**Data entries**
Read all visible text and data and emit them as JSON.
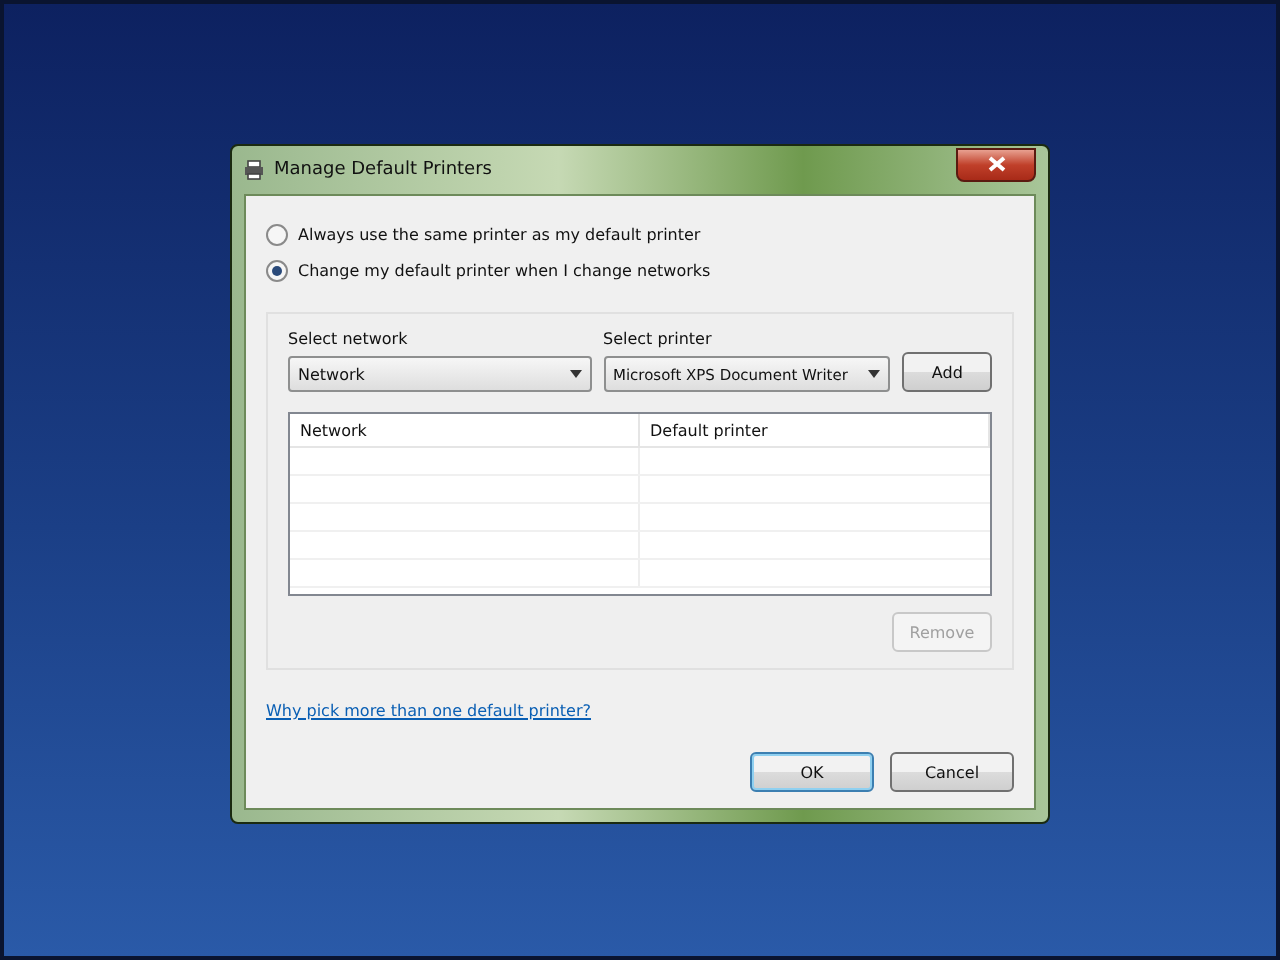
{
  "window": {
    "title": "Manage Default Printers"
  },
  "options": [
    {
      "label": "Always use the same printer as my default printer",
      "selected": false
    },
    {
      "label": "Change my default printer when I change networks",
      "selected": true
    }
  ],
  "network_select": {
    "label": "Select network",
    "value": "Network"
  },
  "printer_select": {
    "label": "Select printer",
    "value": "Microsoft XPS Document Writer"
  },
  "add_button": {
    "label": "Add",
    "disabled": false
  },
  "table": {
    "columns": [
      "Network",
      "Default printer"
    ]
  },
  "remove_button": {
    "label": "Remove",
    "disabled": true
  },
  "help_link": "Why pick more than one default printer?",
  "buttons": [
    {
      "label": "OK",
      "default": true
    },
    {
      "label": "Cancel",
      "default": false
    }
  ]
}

**What you will do**
Without including the pictures, reproduce all entries exactly.

**Written answer**
Read all visible text and data and emit them as JSON.
{
  "window": {
    "title": "Manage Default Printers"
  },
  "options": [
    {
      "label": "Always use the same printer as my default printer",
      "selected": false
    },
    {
      "label": "Change my default printer when I change networks",
      "selected": true
    }
  ],
  "network_select": {
    "label": "Select network",
    "value": "Network"
  },
  "printer_select": {
    "label": "Select printer",
    "value": "Microsoft XPS Document Writer"
  },
  "add_button": {
    "label": "Add",
    "disabled": false
  },
  "table": {
    "columns": [
      "Network",
      "Default printer"
    ]
  },
  "remove_button": {
    "label": "Remove",
    "disabled": true
  },
  "help_link": "Why pick more than one default printer?",
  "buttons": [
    {
      "label": "OK",
      "default": true
    },
    {
      "label": "Cancel",
      "default": false
    }
  ]
}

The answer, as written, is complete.